(THE REQUEST):
Scan the lines below for the word "icon". Copy each line you find it in.

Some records

········

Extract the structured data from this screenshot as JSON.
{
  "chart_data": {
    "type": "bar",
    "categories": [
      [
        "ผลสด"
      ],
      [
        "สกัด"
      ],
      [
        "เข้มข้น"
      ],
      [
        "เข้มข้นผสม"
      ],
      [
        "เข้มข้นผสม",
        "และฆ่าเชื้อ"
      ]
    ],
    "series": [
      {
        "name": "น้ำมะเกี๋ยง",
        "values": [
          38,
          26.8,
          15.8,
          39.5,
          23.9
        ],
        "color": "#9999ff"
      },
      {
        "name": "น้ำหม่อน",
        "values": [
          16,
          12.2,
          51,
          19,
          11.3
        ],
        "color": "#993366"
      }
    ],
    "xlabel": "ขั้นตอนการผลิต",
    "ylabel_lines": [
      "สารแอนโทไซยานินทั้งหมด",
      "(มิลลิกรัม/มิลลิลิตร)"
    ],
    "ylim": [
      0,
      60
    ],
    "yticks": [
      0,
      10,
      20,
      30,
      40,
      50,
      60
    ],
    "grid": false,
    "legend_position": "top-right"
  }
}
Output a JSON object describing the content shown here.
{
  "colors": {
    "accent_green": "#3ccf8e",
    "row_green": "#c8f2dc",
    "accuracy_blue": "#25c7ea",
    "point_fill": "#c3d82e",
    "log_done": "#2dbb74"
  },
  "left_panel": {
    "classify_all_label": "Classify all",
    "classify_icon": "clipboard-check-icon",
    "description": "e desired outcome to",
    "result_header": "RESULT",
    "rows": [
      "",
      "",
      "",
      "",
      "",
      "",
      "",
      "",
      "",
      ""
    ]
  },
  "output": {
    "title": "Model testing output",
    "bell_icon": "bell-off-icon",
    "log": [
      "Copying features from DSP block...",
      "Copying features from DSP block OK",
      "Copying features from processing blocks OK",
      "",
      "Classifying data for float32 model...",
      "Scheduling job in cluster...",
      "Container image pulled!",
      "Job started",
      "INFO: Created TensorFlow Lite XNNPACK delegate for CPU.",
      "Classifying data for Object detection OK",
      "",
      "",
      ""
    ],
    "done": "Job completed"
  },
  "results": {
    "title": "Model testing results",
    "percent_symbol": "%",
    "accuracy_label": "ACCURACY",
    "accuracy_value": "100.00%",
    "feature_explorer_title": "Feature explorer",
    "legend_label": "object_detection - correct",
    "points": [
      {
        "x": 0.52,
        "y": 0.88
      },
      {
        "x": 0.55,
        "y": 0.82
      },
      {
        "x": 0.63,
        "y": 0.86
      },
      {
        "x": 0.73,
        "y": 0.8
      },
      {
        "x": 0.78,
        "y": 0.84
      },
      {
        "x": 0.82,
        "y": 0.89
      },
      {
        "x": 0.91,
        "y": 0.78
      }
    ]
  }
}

········

(OUTPUT BELOW):
    "classify_icon": "clipboard-check-icon",
    "bell_icon": "bell-off-icon",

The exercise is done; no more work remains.